- Records to use
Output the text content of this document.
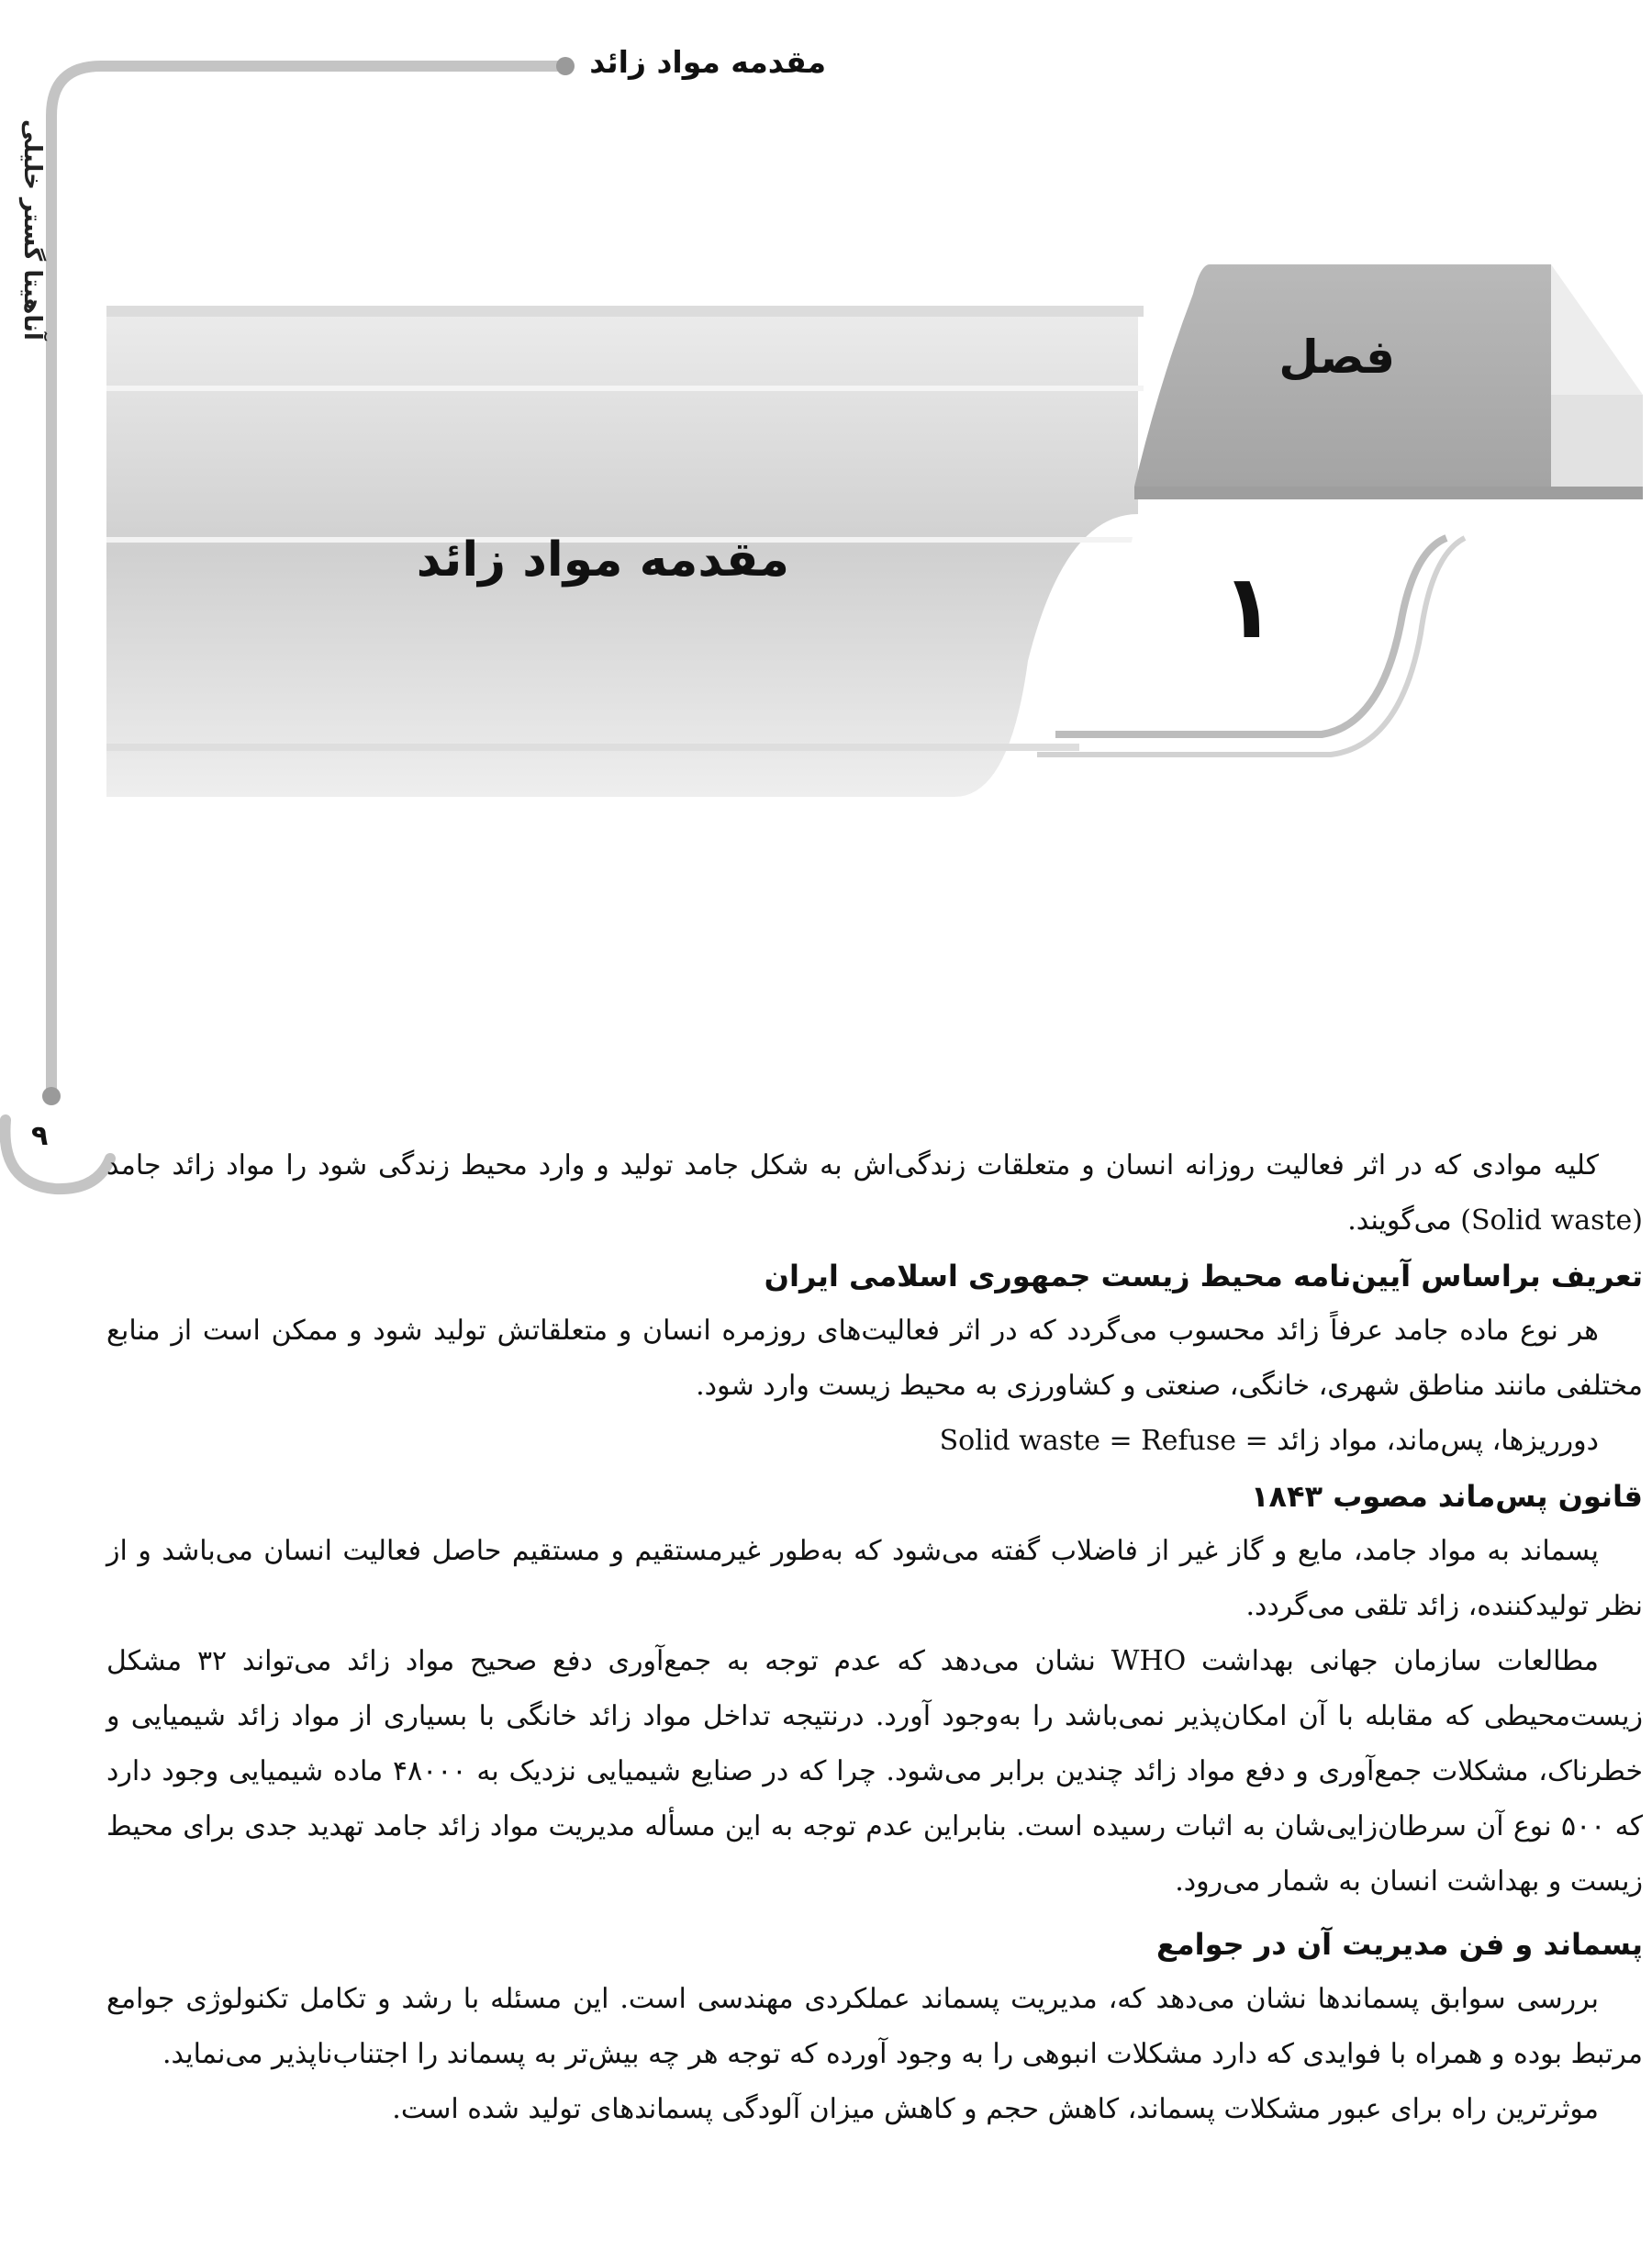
مقدمه مواد زائد
آناهیتا گستر خلیلی
۹
فصل
۱
مقدمه مواد زائد

کلیه موادی که در اثر فعالیت روزانه انسان و متعلقات زندگی‌اش به شکل جامد تولید و وارد محیط زندگی شود را مواد زائد جامد (Solid waste) می‌گویند.

تعریف براساس آیین‌نامه محیط زیست جمهوری اسلامی ایران

هر نوع ماده جامد عرفاً زائد محسوب می‌گردد که در اثر فعالیت‌های روزمره انسان و متعلقاتش تولید شود و ممکن است از منابع مختلفی مانند مناطق شهری، خانگی، صنعتی و کشاورزی به محیط زیست وارد شود.

دورریزها، پس‌ماند، مواد زائد = Solid waste = Refuse

قانون پس‌ماند مصوب ۱۸۴۳

پسماند به مواد جامد، مایع و گاز غیر از فاضلاب گفته می‌شود که به‌طور غیرمستقیم و مستقیم حاصل فعالیت انسان می‌باشد و از نظر تولیدکننده، زائد تلقی می‌گردد.

مطالعات سازمان جهانی بهداشت WHO نشان می‌دهد که عدم توجه به جمع‌آوری دفع صحیح مواد زائد می‌تواند ۳۲ مشکل زیست‌محیطی که مقابله با آن امکان‌پذیر نمی‌باشد را به‌وجود آورد. درنتیجه تداخل مواد زائد خانگی با بسیاری از مواد زائد شیمیایی و خطرناک، مشکلات جمع‌آوری و دفع مواد زائد چندین برابر می‌شود. چرا که در صنایع شیمیایی نزدیک به ۴۸۰۰۰ ماده شیمیایی وجود دارد که ۵۰۰ نوع آن سرطان‌زایی‌شان به اثبات رسیده است. بنابراین عدم توجه به این مسأله مدیریت مواد زائد جامد تهدید جدی برای محیط زیست و بهداشت انسان به شمار می‌رود.

پسماند و فن مدیریت آن در جوامع

بررسی سوابق پسماندها نشان می‌دهد که، مدیریت پسماند عملکردی مهندسی است. این مسئله با رشد و تکامل تکنولوژی جوامع مرتبط بوده و همراه با فوایدی که دارد مشکلات انبوهی را به وجود آورده که توجه هر چه بیش‌تر به پسماند را اجتناب‌ناپذیر می‌نماید.

موثرترین راه برای عبور مشکلات پسماند، کاهش حجم و کاهش میزان آلودگی پسماندهای تولید شده است.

- What is needed
All the lines above are to be reproduced exactly, except the pictures.

- Solution
Output the text content of this document.
مقدمه مواد زائد
آناهیتا گستر خلیلی
۹
فصل
۱
مقدمه مواد زائد

کلیه موادی که در اثر فعالیت روزانه انسان و متعلقات زندگی‌اش به شکل جامد تولید و وارد محیط زندگی شود را مواد زائد جامد (Solid waste) می‌گویند.

تعریف براساس آیین‌نامه محیط زیست جمهوری اسلامی ایران

هر نوع ماده جامد عرفاً زائد محسوب می‌گردد که در اثر فعالیت‌های روزمره انسان و متعلقاتش تولید شود و ممکن است از منابع مختلفی مانند مناطق شهری، خانگی، صنعتی و کشاورزی به محیط زیست وارد شود.

دورریزها، پس‌ماند، مواد زائد = Solid waste = Refuse

قانون پس‌ماند مصوب ۱۸۴۳

پسماند به مواد جامد، مایع و گاز غیر از فاضلاب گفته می‌شود که به‌طور غیرمستقیم و مستقیم حاصل فعالیت انسان می‌باشد و از نظر تولیدکننده، زائد تلقی می‌گردد.

مطالعات سازمان جهانی بهداشت WHO نشان می‌دهد که عدم توجه به جمع‌آوری دفع صحیح مواد زائد می‌تواند ۳۲ مشکل زیست‌محیطی که مقابله با آن امکان‌پذیر نمی‌باشد را به‌وجود آورد. درنتیجه تداخل مواد زائد خانگی با بسیاری از مواد زائد شیمیایی و خطرناک، مشکلات جمع‌آوری و دفع مواد زائد چندین برابر می‌شود. چرا که در صنایع شیمیایی نزدیک به ۴۸۰۰۰ ماده شیمیایی وجود دارد که ۵۰۰ نوع آن سرطان‌زایی‌شان به اثبات رسیده است. بنابراین عدم توجه به این مسأله مدیریت مواد زائد جامد تهدید جدی برای محیط زیست و بهداشت انسان به شمار می‌رود.

پسماند و فن مدیریت آن در جوامع

بررسی سوابق پسماندها نشان می‌دهد که، مدیریت پسماند عملکردی مهندسی است. این مسئله با رشد و تکامل تکنولوژی جوامع مرتبط بوده و همراه با فوایدی که دارد مشکلات انبوهی را به وجود آورده که توجه هر چه بیش‌تر به پسماند را اجتناب‌ناپذیر می‌نماید.

موثرترین راه برای عبور مشکلات پسماند، کاهش حجم و کاهش میزان آلودگی پسماندهای تولید شده است.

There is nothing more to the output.